Stored items:
######

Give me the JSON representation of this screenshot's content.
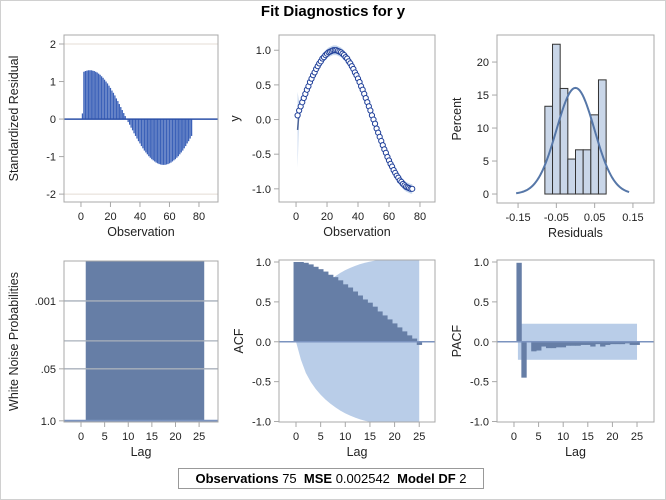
{
  "title": "Fit Diagnostics for y",
  "footer": {
    "observations_label": "Observations",
    "observations_value": "75",
    "mse_label": "MSE",
    "mse_value": "0.002542",
    "model_df_label": "Model DF",
    "model_df_value": "2"
  },
  "colors": {
    "bar_dark": "#667ea6",
    "band_light": "#b9cde8",
    "needle_blue": "#3b61b8",
    "marker_blue": "#1f3f99",
    "hist_fill": "#c9d6e8",
    "curve": "#5677a8",
    "frame": "#a8a8a8",
    "grid": "#e4dcd4"
  },
  "chart_data": [
    {
      "id": "residuals",
      "type": "needle",
      "xlabel": "Observation",
      "ylabel": "Standardized Residual",
      "xlim": [
        -11.5,
        92.9
      ],
      "ylim": [
        -2.21,
        2.24
      ],
      "xticks": [
        0,
        20,
        40,
        60,
        80
      ],
      "xtick_labels": [
        "0",
        "20",
        "40",
        "60",
        "80"
      ],
      "yticks": [
        -2,
        -1,
        0,
        1,
        2
      ],
      "ytick_labels": [
        "-2",
        "-1",
        "0",
        "1",
        "2"
      ],
      "reference_lines": [
        -2,
        2
      ],
      "values": [
        0.15,
        1.26,
        1.28,
        1.29,
        1.3,
        1.3,
        1.3,
        1.29,
        1.28,
        1.26,
        1.24,
        1.21,
        1.18,
        1.14,
        1.1,
        1.05,
        1.0,
        0.95,
        0.89,
        0.83,
        0.76,
        0.7,
        0.63,
        0.55,
        0.48,
        0.4,
        0.32,
        0.24,
        0.16,
        0.08,
        0.0,
        -0.08,
        -0.15,
        -0.23,
        -0.3,
        -0.38,
        -0.45,
        -0.52,
        -0.59,
        -0.65,
        -0.72,
        -0.78,
        -0.84,
        -0.89,
        -0.94,
        -0.99,
        -1.03,
        -1.07,
        -1.1,
        -1.13,
        -1.16,
        -1.18,
        -1.2,
        -1.21,
        -1.22,
        -1.22,
        -1.22,
        -1.21,
        -1.2,
        -1.18,
        -1.16,
        -1.13,
        -1.1,
        -1.07,
        -1.03,
        -0.99,
        -0.94,
        -0.89,
        -0.84,
        -0.78,
        -0.72,
        -0.65,
        -0.59,
        -0.52,
        -0.45
      ]
    },
    {
      "id": "fit",
      "type": "scatter",
      "xlabel": "Observation",
      "ylabel": "y",
      "xlim": [
        -11,
        89.7
      ],
      "ylim": [
        -1.19,
        1.22
      ],
      "xticks": [
        0,
        20,
        40,
        60,
        80
      ],
      "xtick_labels": [
        "0",
        "20",
        "40",
        "60",
        "80"
      ],
      "yticks": [
        -1,
        -0.5,
        0,
        0.5,
        1
      ],
      "ytick_labels": [
        "-1.0",
        "-0.5",
        "0.0",
        "0.5",
        "1.0"
      ],
      "y": [
        0.06,
        0.13,
        0.19,
        0.25,
        0.31,
        0.37,
        0.43,
        0.48,
        0.54,
        0.59,
        0.64,
        0.68,
        0.73,
        0.77,
        0.81,
        0.84,
        0.88,
        0.9,
        0.93,
        0.95,
        0.97,
        0.98,
        0.99,
        1.0,
        1.0,
        1.0,
        0.99,
        0.98,
        0.97,
        0.95,
        0.93,
        0.9,
        0.88,
        0.84,
        0.81,
        0.77,
        0.73,
        0.68,
        0.64,
        0.59,
        0.54,
        0.48,
        0.43,
        0.37,
        0.31,
        0.25,
        0.19,
        0.13,
        0.06,
        0.0,
        -0.06,
        -0.13,
        -0.19,
        -0.25,
        -0.31,
        -0.37,
        -0.43,
        -0.48,
        -0.54,
        -0.59,
        -0.64,
        -0.68,
        -0.73,
        -0.77,
        -0.81,
        -0.84,
        -0.88,
        -0.9,
        -0.93,
        -0.95,
        -0.97,
        -0.98,
        -0.99,
        -1.0,
        -1.0
      ],
      "predicted": [
        -0.15,
        0.13,
        0.19,
        0.25,
        0.31,
        0.37,
        0.43,
        0.48,
        0.54,
        0.59,
        0.64,
        0.68,
        0.73,
        0.77,
        0.81,
        0.84,
        0.88,
        0.9,
        0.93,
        0.95,
        0.97,
        0.98,
        0.99,
        1.0,
        1.0,
        1.0,
        0.99,
        0.98,
        0.97,
        0.95,
        0.93,
        0.9,
        0.88,
        0.84,
        0.81,
        0.77,
        0.73,
        0.68,
        0.64,
        0.59,
        0.54,
        0.48,
        0.43,
        0.37,
        0.31,
        0.25,
        0.19,
        0.13,
        0.06,
        0.0,
        -0.06,
        -0.13,
        -0.19,
        -0.25,
        -0.31,
        -0.37,
        -0.43,
        -0.48,
        -0.54,
        -0.59,
        -0.64,
        -0.68,
        -0.73,
        -0.77,
        -0.81,
        -0.84,
        -0.88,
        -0.9,
        -0.93,
        -0.95,
        -0.97,
        -0.98,
        -0.99,
        -1.0,
        -1.0
      ]
    },
    {
      "id": "histogram",
      "type": "bar",
      "xlabel": "Residuals",
      "ylabel": "Percent",
      "xlim": [
        -0.205,
        0.205
      ],
      "ylim": [
        -1.36,
        24.1
      ],
      "xticks": [
        -0.15,
        -0.05,
        0.05,
        0.15
      ],
      "xtick_labels": [
        "-0.15",
        "-0.05",
        "0.05",
        "0.15"
      ],
      "yticks": [
        0,
        5,
        10,
        15,
        20
      ],
      "ytick_labels": [
        "0",
        "5",
        "10",
        "15",
        "20"
      ],
      "bin_edges": [
        -0.08,
        -0.06,
        -0.04,
        -0.02,
        0.0,
        0.02,
        0.04,
        0.06,
        0.08
      ],
      "values": [
        13.3,
        22.7,
        16.0,
        5.3,
        6.7,
        6.7,
        12.0,
        17.3
      ],
      "normal_curve": {
        "mean": 0.0,
        "sd": 0.0496,
        "range": [
          -0.155,
          0.14
        ]
      }
    },
    {
      "id": "white-noise",
      "type": "bar",
      "xlabel": "Lag",
      "ylabel": "White Noise Probabilities",
      "xlim": [
        -3.6,
        29
      ],
      "ylim_neglog10": [
        -0.03,
        4.0
      ],
      "xticks": [
        0,
        5,
        10,
        15,
        20,
        25
      ],
      "xtick_labels": [
        "0",
        "5",
        "10",
        "15",
        "20",
        "25"
      ],
      "yticks": [
        1.0,
        0.05,
        0.001
      ],
      "ytick_labels": [
        "1.0",
        ".05",
        ".001"
      ],
      "reference_lines": [
        0.01
      ],
      "lags": [
        1,
        2,
        3,
        4,
        5,
        6,
        7,
        8,
        9,
        10,
        11,
        12,
        13,
        14,
        15,
        16,
        17,
        18,
        19,
        20,
        21,
        22,
        23,
        24,
        25
      ],
      "p_values": [
        0,
        0,
        0,
        0,
        0,
        0,
        0,
        0,
        0,
        0,
        0,
        0,
        0,
        0,
        0,
        0,
        0,
        0,
        0,
        0,
        0,
        0,
        0,
        0,
        0
      ]
    },
    {
      "id": "acf",
      "type": "bar",
      "xlabel": "Lag",
      "ylabel": "ACF",
      "xlim": [
        -3.45,
        28.2
      ],
      "ylim": [
        -1.006,
        1.025
      ],
      "xticks": [
        0,
        5,
        10,
        15,
        20,
        25
      ],
      "xtick_labels": [
        "0",
        "5",
        "10",
        "15",
        "20",
        "25"
      ],
      "yticks": [
        -1,
        -0.5,
        0,
        0.5,
        1
      ],
      "ytick_labels": [
        "-1.0",
        "-0.5",
        "0.0",
        "0.5",
        "1.0"
      ],
      "values": [
        1.0,
        1.0,
        0.99,
        0.97,
        0.94,
        0.91,
        0.88,
        0.84,
        0.81,
        0.77,
        0.72,
        0.68,
        0.63,
        0.58,
        0.53,
        0.49,
        0.44,
        0.38,
        0.33,
        0.28,
        0.23,
        0.18,
        0.13,
        0.08,
        0.04,
        -0.04
      ],
      "n": 75
    },
    {
      "id": "pacf",
      "type": "bar",
      "xlabel": "Lag",
      "ylabel": "PACF",
      "xlim": [
        -3.45,
        28.45
      ],
      "ylim": [
        -1.006,
        1.025
      ],
      "xticks": [
        0,
        5,
        10,
        15,
        20,
        25
      ],
      "xtick_labels": [
        "0",
        "5",
        "10",
        "15",
        "20",
        "25"
      ],
      "yticks": [
        -1,
        -0.5,
        0,
        0.5,
        1
      ],
      "ytick_labels": [
        "-1.0",
        "-0.5",
        "0.0",
        "0.5",
        "1.0"
      ],
      "values": [
        0.99,
        -0.45,
        0.01,
        -0.12,
        -0.11,
        -0.06,
        -0.08,
        -0.08,
        -0.07,
        -0.07,
        -0.05,
        -0.05,
        -0.05,
        -0.04,
        -0.04,
        -0.06,
        -0.03,
        -0.06,
        -0.04,
        -0.03,
        -0.03,
        -0.03,
        -0.02,
        -0.04,
        -0.04
      ],
      "confidence_band": 0.226
    }
  ]
}
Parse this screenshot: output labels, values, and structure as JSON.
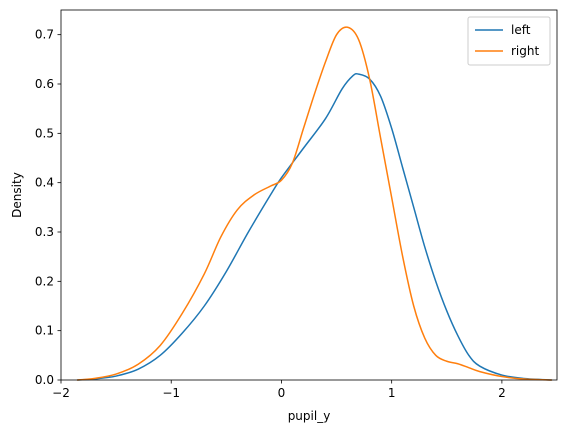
{
  "chart_data": {
    "type": "line",
    "xlabel": "pupil_y",
    "ylabel": "Density",
    "xlim": [
      -2.0,
      2.5
    ],
    "ylim": [
      0,
      0.75
    ],
    "x_ticks": [
      -2,
      -1,
      0,
      1,
      2
    ],
    "x_tick_labels": [
      "−2",
      "−1",
      "0",
      "1",
      "2"
    ],
    "y_ticks": [
      0.0,
      0.1,
      0.2,
      0.3,
      0.4,
      0.5,
      0.6,
      0.7
    ],
    "y_tick_labels": [
      "0.0",
      "0.1",
      "0.2",
      "0.3",
      "0.4",
      "0.5",
      "0.6",
      "0.7"
    ],
    "grid": false,
    "legend_position": "top-right",
    "series": [
      {
        "name": "left",
        "color": "#1f77b4",
        "points": [
          [
            -1.85,
            0.0
          ],
          [
            -1.7,
            0.002
          ],
          [
            -1.5,
            0.008
          ],
          [
            -1.3,
            0.022
          ],
          [
            -1.1,
            0.05
          ],
          [
            -0.9,
            0.095
          ],
          [
            -0.7,
            0.15
          ],
          [
            -0.5,
            0.22
          ],
          [
            -0.3,
            0.3
          ],
          [
            -0.1,
            0.375
          ],
          [
            0.0,
            0.41
          ],
          [
            0.2,
            0.47
          ],
          [
            0.4,
            0.53
          ],
          [
            0.55,
            0.59
          ],
          [
            0.65,
            0.617
          ],
          [
            0.7,
            0.62
          ],
          [
            0.8,
            0.61
          ],
          [
            0.9,
            0.575
          ],
          [
            1.0,
            0.51
          ],
          [
            1.1,
            0.43
          ],
          [
            1.2,
            0.35
          ],
          [
            1.3,
            0.27
          ],
          [
            1.4,
            0.2
          ],
          [
            1.5,
            0.14
          ],
          [
            1.6,
            0.09
          ],
          [
            1.7,
            0.05
          ],
          [
            1.8,
            0.028
          ],
          [
            2.0,
            0.01
          ],
          [
            2.2,
            0.003
          ],
          [
            2.45,
            0.0
          ]
        ]
      },
      {
        "name": "right",
        "color": "#ff7f0e",
        "points": [
          [
            -1.85,
            0.0
          ],
          [
            -1.7,
            0.003
          ],
          [
            -1.5,
            0.012
          ],
          [
            -1.3,
            0.032
          ],
          [
            -1.1,
            0.07
          ],
          [
            -0.9,
            0.135
          ],
          [
            -0.7,
            0.215
          ],
          [
            -0.55,
            0.29
          ],
          [
            -0.4,
            0.345
          ],
          [
            -0.25,
            0.375
          ],
          [
            -0.1,
            0.393
          ],
          [
            0.0,
            0.405
          ],
          [
            0.1,
            0.44
          ],
          [
            0.2,
            0.51
          ],
          [
            0.3,
            0.58
          ],
          [
            0.4,
            0.645
          ],
          [
            0.5,
            0.7
          ],
          [
            0.6,
            0.715
          ],
          [
            0.7,
            0.69
          ],
          [
            0.8,
            0.61
          ],
          [
            0.9,
            0.49
          ],
          [
            1.0,
            0.37
          ],
          [
            1.1,
            0.25
          ],
          [
            1.2,
            0.15
          ],
          [
            1.3,
            0.085
          ],
          [
            1.4,
            0.05
          ],
          [
            1.5,
            0.038
          ],
          [
            1.6,
            0.033
          ],
          [
            1.7,
            0.025
          ],
          [
            1.8,
            0.017
          ],
          [
            2.0,
            0.007
          ],
          [
            2.2,
            0.002
          ],
          [
            2.45,
            0.0
          ]
        ]
      }
    ]
  }
}
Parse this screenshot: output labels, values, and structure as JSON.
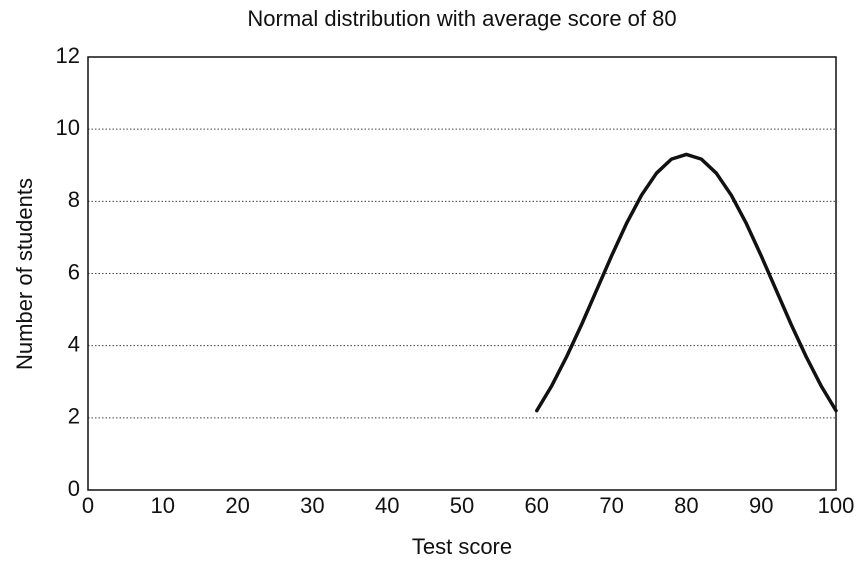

######

→ **What to produce**
Count each line of the entries that holds the word "right", then state the total and nothing more.

→ **Written reply**
2